======== MATERIAL FOR THE TASK ========

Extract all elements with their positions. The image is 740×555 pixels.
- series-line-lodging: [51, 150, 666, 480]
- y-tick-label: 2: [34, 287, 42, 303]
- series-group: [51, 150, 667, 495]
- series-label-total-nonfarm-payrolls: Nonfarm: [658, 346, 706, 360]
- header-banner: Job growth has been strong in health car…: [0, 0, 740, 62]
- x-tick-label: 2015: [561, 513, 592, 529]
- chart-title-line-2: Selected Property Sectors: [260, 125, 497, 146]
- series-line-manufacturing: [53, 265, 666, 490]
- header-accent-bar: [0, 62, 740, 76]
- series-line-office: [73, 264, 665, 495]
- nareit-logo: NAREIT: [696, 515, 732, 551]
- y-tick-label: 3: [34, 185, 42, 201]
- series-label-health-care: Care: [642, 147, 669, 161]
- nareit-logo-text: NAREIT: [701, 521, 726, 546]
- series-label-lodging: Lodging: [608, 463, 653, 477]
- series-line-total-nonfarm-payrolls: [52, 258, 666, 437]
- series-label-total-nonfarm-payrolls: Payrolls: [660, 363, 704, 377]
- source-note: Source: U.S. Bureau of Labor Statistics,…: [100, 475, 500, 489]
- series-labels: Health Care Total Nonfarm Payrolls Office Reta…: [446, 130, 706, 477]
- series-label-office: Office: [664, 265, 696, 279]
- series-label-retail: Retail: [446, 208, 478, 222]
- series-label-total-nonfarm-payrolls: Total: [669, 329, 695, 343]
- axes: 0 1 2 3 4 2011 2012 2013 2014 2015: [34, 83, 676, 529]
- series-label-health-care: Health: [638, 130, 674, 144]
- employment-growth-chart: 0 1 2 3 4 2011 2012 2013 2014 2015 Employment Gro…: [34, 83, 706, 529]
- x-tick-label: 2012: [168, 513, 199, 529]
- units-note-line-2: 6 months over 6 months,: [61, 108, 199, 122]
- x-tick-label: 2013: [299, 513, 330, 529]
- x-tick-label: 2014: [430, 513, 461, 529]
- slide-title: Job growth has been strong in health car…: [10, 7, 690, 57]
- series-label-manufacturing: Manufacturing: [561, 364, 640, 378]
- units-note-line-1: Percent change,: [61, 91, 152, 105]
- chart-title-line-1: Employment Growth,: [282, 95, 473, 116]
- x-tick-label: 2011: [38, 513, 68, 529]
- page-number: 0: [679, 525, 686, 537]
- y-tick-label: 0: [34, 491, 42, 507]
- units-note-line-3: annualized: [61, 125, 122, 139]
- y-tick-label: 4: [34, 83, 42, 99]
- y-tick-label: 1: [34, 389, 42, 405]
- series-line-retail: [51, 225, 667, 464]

========

§ YOUR GOAL:
Please change "Percent change" to "Percentage change" throughout the listing and give it again with nothing else altered.

§ OUTPUT OF THE EXERCISE:
Extract all elements with their positions. The image is 740×555 pixels.
- series-line-lodging: [51, 150, 666, 480]
- y-tick-label: 2: [34, 287, 42, 303]
- series-group: [51, 150, 667, 495]
- series-label-total-nonfarm-payrolls: Nonfarm: [658, 346, 706, 360]
- header-banner: Job growth has been strong in health car…: [0, 0, 740, 62]
- x-tick-label: 2015: [561, 513, 592, 529]
- chart-title-line-2: Selected Property Sectors: [260, 125, 497, 146]
- series-line-manufacturing: [53, 265, 666, 490]
- header-accent-bar: [0, 62, 740, 76]
- series-line-office: [73, 264, 665, 495]
- nareit-logo: NAREIT: [696, 515, 732, 551]
- y-tick-label: 3: [34, 185, 42, 201]
- series-label-health-care: Care: [642, 147, 669, 161]
- nareit-logo-text: NAREIT: [701, 521, 726, 546]
- series-label-lodging: Lodging: [608, 463, 653, 477]
- series-line-total-nonfarm-payrolls: [52, 258, 666, 437]
- series-label-total-nonfarm-payrolls: Payrolls: [660, 363, 704, 377]
- source-note: Source: U.S. Bureau of Labor Statistics,…: [100, 475, 500, 489]
- series-labels: Health Care Total Nonfarm Payrolls Office Reta…: [446, 130, 706, 477]
- series-label-office: Office: [664, 265, 696, 279]
- series-label-retail: Retail: [446, 208, 478, 222]
- series-label-total-nonfarm-payrolls: Total: [669, 329, 695, 343]
- axes: 0 1 2 3 4 2011 2012 2013 2014 2015: [34, 83, 676, 529]
- series-label-health-care: Health: [638, 130, 674, 144]
- employment-growth-chart: 0 1 2 3 4 2011 2012 2013 2014 2015 Employment Gro…: [34, 83, 706, 529]
- x-tick-label: 2012: [168, 513, 199, 529]
- units-note-line-2: 6 months over 6 months,: [61, 108, 199, 122]
- x-tick-label: 2013: [299, 513, 330, 529]
- x-tick-label: 2014: [430, 513, 461, 529]
- slide-title: Job growth has been strong in health car…: [10, 7, 690, 57]
- series-label-manufacturing: Manufacturing: [561, 364, 640, 378]
- units-note-line-1: Percentage change,: [61, 91, 152, 105]
- chart-title-line-1: Employment Growth,: [282, 95, 473, 116]
- x-tick-label: 2011: [38, 513, 68, 529]
- page-number: 0: [679, 525, 686, 537]
- y-tick-label: 0: [34, 491, 42, 507]
- units-note-line-3: annualized: [61, 125, 122, 139]
- y-tick-label: 4: [34, 83, 42, 99]
- y-tick-label: 1: [34, 389, 42, 405]
- series-line-retail: [51, 225, 667, 464]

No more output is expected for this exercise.